(Items from a figure collection)
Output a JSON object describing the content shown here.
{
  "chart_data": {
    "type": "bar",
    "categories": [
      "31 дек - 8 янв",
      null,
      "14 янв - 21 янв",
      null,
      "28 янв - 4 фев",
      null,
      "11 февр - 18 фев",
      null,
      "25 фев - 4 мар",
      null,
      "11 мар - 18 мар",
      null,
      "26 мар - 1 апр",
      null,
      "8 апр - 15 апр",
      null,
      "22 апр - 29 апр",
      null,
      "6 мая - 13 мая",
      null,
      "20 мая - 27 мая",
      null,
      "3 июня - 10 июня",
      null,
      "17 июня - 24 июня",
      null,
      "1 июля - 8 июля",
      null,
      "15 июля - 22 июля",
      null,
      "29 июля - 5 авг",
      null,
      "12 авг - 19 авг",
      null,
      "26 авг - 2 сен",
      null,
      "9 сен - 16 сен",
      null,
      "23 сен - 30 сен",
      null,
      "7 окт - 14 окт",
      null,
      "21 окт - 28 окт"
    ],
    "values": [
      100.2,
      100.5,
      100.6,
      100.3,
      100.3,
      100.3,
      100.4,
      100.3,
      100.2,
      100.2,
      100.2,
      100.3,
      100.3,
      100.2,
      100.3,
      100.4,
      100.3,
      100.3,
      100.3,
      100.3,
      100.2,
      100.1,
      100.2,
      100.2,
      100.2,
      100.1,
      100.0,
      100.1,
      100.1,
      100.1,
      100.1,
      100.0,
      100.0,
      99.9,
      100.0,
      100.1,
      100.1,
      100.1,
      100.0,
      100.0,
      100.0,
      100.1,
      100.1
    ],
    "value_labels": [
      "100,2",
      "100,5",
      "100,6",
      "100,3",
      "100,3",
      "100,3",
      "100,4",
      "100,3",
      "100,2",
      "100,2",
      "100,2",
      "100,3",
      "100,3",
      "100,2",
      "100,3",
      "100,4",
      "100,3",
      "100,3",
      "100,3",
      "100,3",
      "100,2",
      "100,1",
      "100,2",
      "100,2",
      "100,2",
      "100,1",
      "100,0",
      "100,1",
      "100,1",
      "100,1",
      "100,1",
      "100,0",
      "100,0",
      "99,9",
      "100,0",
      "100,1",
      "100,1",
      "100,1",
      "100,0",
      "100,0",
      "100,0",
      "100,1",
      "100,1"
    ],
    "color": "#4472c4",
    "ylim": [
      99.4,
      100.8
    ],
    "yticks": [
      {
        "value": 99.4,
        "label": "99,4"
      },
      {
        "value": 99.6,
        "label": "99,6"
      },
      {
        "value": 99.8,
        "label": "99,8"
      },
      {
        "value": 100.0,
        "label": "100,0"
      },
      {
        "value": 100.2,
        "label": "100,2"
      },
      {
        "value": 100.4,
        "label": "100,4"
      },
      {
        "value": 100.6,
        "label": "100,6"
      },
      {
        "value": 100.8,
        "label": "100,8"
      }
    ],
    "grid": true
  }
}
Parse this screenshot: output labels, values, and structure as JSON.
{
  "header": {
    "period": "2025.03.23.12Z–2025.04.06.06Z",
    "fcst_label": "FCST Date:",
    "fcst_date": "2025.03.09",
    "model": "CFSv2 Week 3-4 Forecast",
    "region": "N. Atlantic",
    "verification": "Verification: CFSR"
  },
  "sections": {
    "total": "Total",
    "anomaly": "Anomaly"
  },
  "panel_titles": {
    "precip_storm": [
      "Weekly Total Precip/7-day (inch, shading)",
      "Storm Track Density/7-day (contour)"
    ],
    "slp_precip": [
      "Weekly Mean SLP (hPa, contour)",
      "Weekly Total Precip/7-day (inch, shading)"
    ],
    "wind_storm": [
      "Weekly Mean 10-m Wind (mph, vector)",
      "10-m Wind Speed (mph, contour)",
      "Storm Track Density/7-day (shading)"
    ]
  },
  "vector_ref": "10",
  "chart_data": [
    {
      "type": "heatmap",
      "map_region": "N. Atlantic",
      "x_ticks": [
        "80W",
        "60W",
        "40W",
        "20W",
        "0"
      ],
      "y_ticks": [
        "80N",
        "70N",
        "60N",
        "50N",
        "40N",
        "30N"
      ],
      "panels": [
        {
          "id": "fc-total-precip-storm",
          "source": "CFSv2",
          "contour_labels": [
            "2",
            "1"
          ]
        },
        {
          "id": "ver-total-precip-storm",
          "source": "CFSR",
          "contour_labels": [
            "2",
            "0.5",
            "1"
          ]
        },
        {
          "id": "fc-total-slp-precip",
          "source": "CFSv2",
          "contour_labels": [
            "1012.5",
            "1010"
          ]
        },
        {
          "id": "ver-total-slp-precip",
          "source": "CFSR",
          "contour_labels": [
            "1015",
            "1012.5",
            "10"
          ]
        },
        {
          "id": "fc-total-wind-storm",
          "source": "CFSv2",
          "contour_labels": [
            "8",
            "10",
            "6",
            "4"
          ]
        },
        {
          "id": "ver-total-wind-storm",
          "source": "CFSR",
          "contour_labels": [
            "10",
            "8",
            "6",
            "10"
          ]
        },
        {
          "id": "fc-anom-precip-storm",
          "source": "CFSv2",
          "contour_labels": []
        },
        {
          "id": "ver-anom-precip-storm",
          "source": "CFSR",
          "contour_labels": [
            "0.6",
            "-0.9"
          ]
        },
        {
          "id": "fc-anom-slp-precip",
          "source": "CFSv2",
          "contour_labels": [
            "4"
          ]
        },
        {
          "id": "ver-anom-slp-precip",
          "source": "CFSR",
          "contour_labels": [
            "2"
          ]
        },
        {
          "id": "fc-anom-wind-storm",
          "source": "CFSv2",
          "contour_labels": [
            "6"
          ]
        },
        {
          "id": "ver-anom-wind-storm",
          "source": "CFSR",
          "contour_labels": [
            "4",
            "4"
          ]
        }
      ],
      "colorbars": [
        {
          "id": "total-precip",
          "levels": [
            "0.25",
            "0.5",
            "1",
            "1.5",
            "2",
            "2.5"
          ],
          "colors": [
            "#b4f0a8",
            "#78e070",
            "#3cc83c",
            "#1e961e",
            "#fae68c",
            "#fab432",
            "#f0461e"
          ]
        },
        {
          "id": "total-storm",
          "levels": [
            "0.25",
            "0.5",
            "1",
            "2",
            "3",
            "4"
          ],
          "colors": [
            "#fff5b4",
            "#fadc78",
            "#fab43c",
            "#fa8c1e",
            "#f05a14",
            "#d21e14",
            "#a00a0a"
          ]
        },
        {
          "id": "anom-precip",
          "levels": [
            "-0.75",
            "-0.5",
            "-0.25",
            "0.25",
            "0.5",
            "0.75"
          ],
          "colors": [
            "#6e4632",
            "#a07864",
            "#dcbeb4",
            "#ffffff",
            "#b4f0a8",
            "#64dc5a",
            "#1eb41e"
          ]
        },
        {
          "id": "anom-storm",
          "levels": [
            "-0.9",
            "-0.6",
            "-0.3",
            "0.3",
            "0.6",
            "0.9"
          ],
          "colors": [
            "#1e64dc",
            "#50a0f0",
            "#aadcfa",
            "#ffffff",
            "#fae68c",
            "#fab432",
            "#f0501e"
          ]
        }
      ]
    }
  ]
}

### STATED EXERCISE
Provide all the records again, word for word.

### THE RESULT
Output a JSON object describing the content shown here.
{
  "chart_data": {
    "type": "bar",
    "categories": [
      "31 дек - 8 янв",
      null,
      "14 янв - 21 янв",
      null,
      "28 янв - 4 фев",
      null,
      "11 февр - 18 фев",
      null,
      "25 фев - 4 мар",
      null,
      "11 мар - 18 мар",
      null,
      "26 мар - 1 апр",
      null,
      "8 апр - 15 апр",
      null,
      "22 апр - 29 апр",
      null,
      "6 мая - 13 мая",
      null,
      "20 мая - 27 мая",
      null,
      "3 июня - 10 июня",
      null,
      "17 июня - 24 июня",
      null,
      "1 июля - 8 июля",
      null,
      "15 июля - 22 июля",
      null,
      "29 июля - 5 авг",
      null,
      "12 авг - 19 авг",
      null,
      "26 авг - 2 сен",
      null,
      "9 сен - 16 сен",
      null,
      "23 сен - 30 сен",
      null,
      "7 окт - 14 окт",
      null,
      "21 окт - 28 окт"
    ],
    "values": [
      100.2,
      100.5,
      100.6,
      100.3,
      100.3,
      100.3,
      100.4,
      100.3,
      100.2,
      100.2,
      100.2,
      100.3,
      100.3,
      100.2,
      100.3,
      100.4,
      100.3,
      100.3,
      100.3,
      100.3,
      100.2,
      100.1,
      100.2,
      100.2,
      100.2,
      100.1,
      100.0,
      100.1,
      100.1,
      100.1,
      100.1,
      100.0,
      100.0,
      99.9,
      100.0,
      100.1,
      100.1,
      100.1,
      100.0,
      100.0,
      100.0,
      100.1,
      100.1
    ],
    "value_labels": [
      "100,2",
      "100,5",
      "100,6",
      "100,3",
      "100,3",
      "100,3",
      "100,4",
      "100,3",
      "100,2",
      "100,2",
      "100,2",
      "100,3",
      "100,3",
      "100,2",
      "100,3",
      "100,4",
      "100,3",
      "100,3",
      "100,3",
      "100,3",
      "100,2",
      "100,1",
      "100,2",
      "100,2",
      "100,2",
      "100,1",
      "100,0",
      "100,1",
      "100,1",
      "100,1",
      "100,1",
      "100,0",
      "100,0",
      "99,9",
      "100,0",
      "100,1",
      "100,1",
      "100,1",
      "100,0",
      "100,0",
      "100,0",
      "100,1",
      "100,1"
    ],
    "color": "#4472c4",
    "ylim": [
      99.4,
      100.8
    ],
    "yticks": [
      {
        "value": 99.4,
        "label": "99,4"
      },
      {
        "value": 99.6,
        "label": "99,6"
      },
      {
        "value": 99.8,
        "label": "99,8"
      },
      {
        "value": 100.0,
        "label": "100,0"
      },
      {
        "value": 100.2,
        "label": "100,2"
      },
      {
        "value": 100.4,
        "label": "100,4"
      },
      {
        "value": 100.6,
        "label": "100,6"
      },
      {
        "value": 100.8,
        "label": "100,8"
      }
    ],
    "grid": true
  }
}
Parse this screenshot: output labels, values, and structure as JSON.
{
  "header": {
    "period": "2025.03.23.12Z–2025.04.06.06Z",
    "fcst_label": "FCST Date:",
    "fcst_date": "2025.03.09",
    "model": "CFSv2 Week 3-4 Forecast",
    "region": "N. Atlantic",
    "verification": "Verification: CFSR"
  },
  "sections": {
    "total": "Total",
    "anomaly": "Anomaly"
  },
  "panel_titles": {
    "precip_storm": [
      "Weekly Total Precip/7-day (inch, shading)",
      "Storm Track Density/7-day (contour)"
    ],
    "slp_precip": [
      "Weekly Mean SLP (hPa, contour)",
      "Weekly Total Precip/7-day (inch, shading)"
    ],
    "wind_storm": [
      "Weekly Mean 10-m Wind (mph, vector)",
      "10-m Wind Speed (mph, contour)",
      "Storm Track Density/7-day (shading)"
    ]
  },
  "vector_ref": "10",
  "chart_data": [
    {
      "type": "heatmap",
      "map_region": "N. Atlantic",
      "x_ticks": [
        "80W",
        "60W",
        "40W",
        "20W",
        "0"
      ],
      "y_ticks": [
        "80N",
        "70N",
        "60N",
        "50N",
        "40N",
        "30N"
      ],
      "panels": [
        {
          "id": "fc-total-precip-storm",
          "source": "CFSv2",
          "contour_labels": [
            "2",
            "1"
          ]
        },
        {
          "id": "ver-total-precip-storm",
          "source": "CFSR",
          "contour_labels": [
            "2",
            "0.5",
            "1"
          ]
        },
        {
          "id": "fc-total-slp-precip",
          "source": "CFSv2",
          "contour_labels": [
            "1012.5",
            "1010"
          ]
        },
        {
          "id": "ver-total-slp-precip",
          "source": "CFSR",
          "contour_labels": [
            "1015",
            "1012.5",
            "10"
          ]
        },
        {
          "id": "fc-total-wind-storm",
          "source": "CFSv2",
          "contour_labels": [
            "8",
            "10",
            "6",
            "4"
          ]
        },
        {
          "id": "ver-total-wind-storm",
          "source": "CFSR",
          "contour_labels": [
            "10",
            "8",
            "6",
            "10"
          ]
        },
        {
          "id": "fc-anom-precip-storm",
          "source": "CFSv2",
          "contour_labels": []
        },
        {
          "id": "ver-anom-precip-storm",
          "source": "CFSR",
          "contour_labels": [
            "0.6",
            "-0.9"
          ]
        },
        {
          "id": "fc-anom-slp-precip",
          "source": "CFSv2",
          "contour_labels": [
            "4"
          ]
        },
        {
          "id": "ver-anom-slp-precip",
          "source": "CFSR",
          "contour_labels": [
            "2"
          ]
        },
        {
          "id": "fc-anom-wind-storm",
          "source": "CFSv2",
          "contour_labels": [
            "6"
          ]
        },
        {
          "id": "ver-anom-wind-storm",
          "source": "CFSR",
          "contour_labels": [
            "4",
            "4"
          ]
        }
      ],
      "colorbars": [
        {
          "id": "total-precip",
          "levels": [
            "0.25",
            "0.5",
            "1",
            "1.5",
            "2",
            "2.5"
          ],
          "colors": [
            "#b4f0a8",
            "#78e070",
            "#3cc83c",
            "#1e961e",
            "#fae68c",
            "#fab432",
            "#f0461e"
          ]
        },
        {
          "id": "total-storm",
          "levels": [
            "0.25",
            "0.5",
            "1",
            "2",
            "3",
            "4"
          ],
          "colors": [
            "#fff5b4",
            "#fadc78",
            "#fab43c",
            "#fa8c1e",
            "#f05a14",
            "#d21e14",
            "#a00a0a"
          ]
        },
        {
          "id": "anom-precip",
          "levels": [
            "-0.75",
            "-0.5",
            "-0.25",
            "0.25",
            "0.5",
            "0.75"
          ],
          "colors": [
            "#6e4632",
            "#a07864",
            "#dcbeb4",
            "#ffffff",
            "#b4f0a8",
            "#64dc5a",
            "#1eb41e"
          ]
        },
        {
          "id": "anom-storm",
          "levels": [
            "-0.9",
            "-0.6",
            "-0.3",
            "0.3",
            "0.6",
            "0.9"
          ],
          "colors": [
            "#1e64dc",
            "#50a0f0",
            "#aadcfa",
            "#ffffff",
            "#fae68c",
            "#fab432",
            "#f0501e"
          ]
        }
      ]
    }
  ]
}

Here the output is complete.